Written instruction:
Send back the entries below exactly as they appear.

## START Input material

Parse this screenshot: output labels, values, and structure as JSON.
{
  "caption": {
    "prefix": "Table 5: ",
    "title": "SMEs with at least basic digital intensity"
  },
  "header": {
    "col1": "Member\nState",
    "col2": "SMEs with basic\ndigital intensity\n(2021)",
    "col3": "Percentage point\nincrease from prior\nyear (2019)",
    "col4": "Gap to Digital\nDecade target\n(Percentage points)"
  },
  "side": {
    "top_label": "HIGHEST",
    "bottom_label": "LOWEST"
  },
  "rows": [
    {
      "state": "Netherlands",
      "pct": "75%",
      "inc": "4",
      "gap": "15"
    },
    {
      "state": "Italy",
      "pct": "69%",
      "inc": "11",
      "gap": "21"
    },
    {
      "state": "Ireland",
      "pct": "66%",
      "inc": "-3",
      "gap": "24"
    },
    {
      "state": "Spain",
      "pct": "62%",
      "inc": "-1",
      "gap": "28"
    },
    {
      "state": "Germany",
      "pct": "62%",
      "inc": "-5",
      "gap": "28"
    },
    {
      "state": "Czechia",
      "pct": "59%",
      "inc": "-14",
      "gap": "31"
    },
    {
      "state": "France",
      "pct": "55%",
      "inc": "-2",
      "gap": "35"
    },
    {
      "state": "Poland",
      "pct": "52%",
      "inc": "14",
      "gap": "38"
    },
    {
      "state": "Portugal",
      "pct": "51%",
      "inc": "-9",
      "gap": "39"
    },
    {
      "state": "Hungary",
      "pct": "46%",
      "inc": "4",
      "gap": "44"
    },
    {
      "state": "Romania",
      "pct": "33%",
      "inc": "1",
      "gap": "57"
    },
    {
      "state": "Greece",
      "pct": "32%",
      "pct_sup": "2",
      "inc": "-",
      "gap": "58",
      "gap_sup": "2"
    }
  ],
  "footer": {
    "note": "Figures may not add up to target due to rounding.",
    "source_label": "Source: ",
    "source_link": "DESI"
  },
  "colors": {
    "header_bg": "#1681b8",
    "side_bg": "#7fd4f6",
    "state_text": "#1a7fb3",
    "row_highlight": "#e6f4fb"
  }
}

## END Input material

Written answer:
Parse this screenshot: output labels, values, and structure as JSON.
{
  "caption": {
    "prefix": "Table 5: ",
    "title": "SMEs with at least basic digital intensity"
  },
  "header": {
    "col1": "Member\nState",
    "col2": "SMEs with basic\ndigital intensity\n(2021)",
    "col3": "Percentage point\nincrease from prior\nyear (2019)",
    "col4": "Gap to Digital\nDecade target\n(Percentage points)"
  },
  "side": {
    "top_label": "HIGHEST",
    "bottom_label": "LOWEST"
  },
  "rows": [
    {
      "state": "Netherlands",
      "pct": "75%",
      "inc": "4",
      "gap": "15"
    },
    {
      "state": "Italy",
      "pct": "69%",
      "inc": "11",
      "gap": "21"
    },
    {
      "state": "Ireland",
      "pct": "66%",
      "inc": "-3",
      "gap": "24"
    },
    {
      "state": "Spain",
      "pct": "62%",
      "inc": "-1",
      "gap": "28"
    },
    {
      "state": "Germany",
      "pct": "62%",
      "inc": "-5",
      "gap": "28"
    },
    {
      "state": "Czechia",
      "pct": "59%",
      "inc": "-14",
      "gap": "31"
    },
    {
      "state": "France",
      "pct": "55%",
      "inc": "-2",
      "gap": "35"
    },
    {
      "state": "Poland",
      "pct": "52%",
      "inc": "14",
      "gap": "38"
    },
    {
      "state": "Portugal",
      "pct": "51%",
      "inc": "-9",
      "gap": "39"
    },
    {
      "state": "Hungary",
      "pct": "46%",
      "inc": "4",
      "gap": "44"
    },
    {
      "state": "Romania",
      "pct": "33%",
      "inc": "1",
      "gap": "57"
    },
    {
      "state": "Greece",
      "pct": "32%",
      "pct_sup": "2",
      "inc": "-",
      "gap": "58",
      "gap_sup": "2"
    }
  ],
  "footer": {
    "note": "Figures may not add up to target due to rounding.",
    "source_label": "Source: ",
    "source_link": "DESI"
  },
  "colors": {
    "header_bg": "#1681b8",
    "side_bg": "#7fd4f6",
    "state_text": "#1a7fb3",
    "row_highlight": "#e6f4fb"
  }
}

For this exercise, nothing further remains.